Retype the whole listing verbatim and keep the pictures out of it.

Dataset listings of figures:
========================

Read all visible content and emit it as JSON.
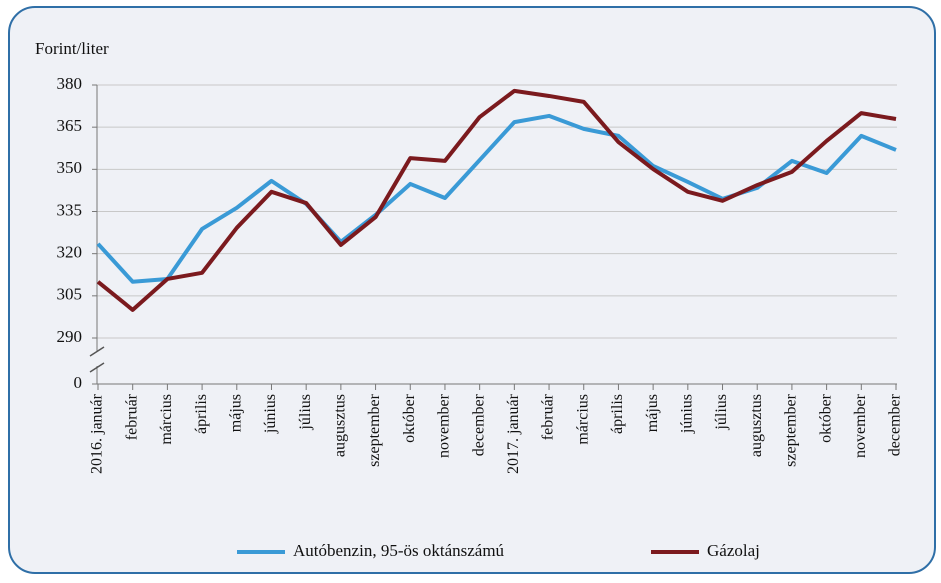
{
  "chart_data": {
    "type": "line",
    "y_axis_label": "Forint/liter",
    "categories": [
      "2016. január",
      "február",
      "március",
      "április",
      "május",
      "június",
      "július",
      "augusztus",
      "szeptember",
      "október",
      "november",
      "december",
      "2017. január",
      "február",
      "március",
      "április",
      "május",
      "június",
      "július",
      "augusztus",
      "szeptember",
      "október",
      "november",
      "december"
    ],
    "series": [
      {
        "name": "Autóbenzin, 95-ös oktánszámú",
        "color": "#3a9ad6",
        "values": [
          323.5,
          310,
          311,
          328.8,
          336.3,
          345.9,
          337.7,
          324.2,
          333.8,
          344.8,
          339.8,
          353.3,
          366.8,
          369,
          364.4,
          361.9,
          351.2,
          345.5,
          339.5,
          343.4,
          353,
          348.7,
          361.9,
          356.9
        ]
      },
      {
        "name": "Gázolaj",
        "color": "#7b1a1e",
        "values": [
          310,
          300,
          311,
          313.2,
          329.2,
          342,
          338,
          323.1,
          333,
          354,
          353,
          368.6,
          377.9,
          376.1,
          374,
          359.7,
          350.1,
          342,
          338.8,
          344.4,
          349.1,
          360.1,
          370,
          367.9
        ]
      }
    ],
    "ylim": [
      0,
      380
    ],
    "yticks": [
      0,
      290,
      305,
      320,
      335,
      350,
      365,
      380
    ],
    "y_axis_break": true,
    "grid": true
  }
}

========================

> _THE SOLUTION_
Read all visible content and emit it as JSON.
{
  "chart_data": {
    "type": "line",
    "y_axis_label": "Forint/liter",
    "categories": [
      "2016. január",
      "február",
      "március",
      "április",
      "május",
      "június",
      "július",
      "augusztus",
      "szeptember",
      "október",
      "november",
      "december",
      "2017. január",
      "február",
      "március",
      "április",
      "május",
      "június",
      "július",
      "augusztus",
      "szeptember",
      "október",
      "november",
      "december"
    ],
    "series": [
      {
        "name": "Autóbenzin, 95-ös oktánszámú",
        "color": "#3a9ad6",
        "values": [
          323.5,
          310,
          311,
          328.8,
          336.3,
          345.9,
          337.7,
          324.2,
          333.8,
          344.8,
          339.8,
          353.3,
          366.8,
          369,
          364.4,
          361.9,
          351.2,
          345.5,
          339.5,
          343.4,
          353,
          348.7,
          361.9,
          356.9
        ]
      },
      {
        "name": "Gázolaj",
        "color": "#7b1a1e",
        "values": [
          310,
          300,
          311,
          313.2,
          329.2,
          342,
          338,
          323.1,
          333,
          354,
          353,
          368.6,
          377.9,
          376.1,
          374,
          359.7,
          350.1,
          342,
          338.8,
          344.4,
          349.1,
          360.1,
          370,
          367.9
        ]
      }
    ],
    "ylim": [
      0,
      380
    ],
    "yticks": [
      0,
      290,
      305,
      320,
      335,
      350,
      365,
      380
    ],
    "y_axis_break": true,
    "grid": true
  }
}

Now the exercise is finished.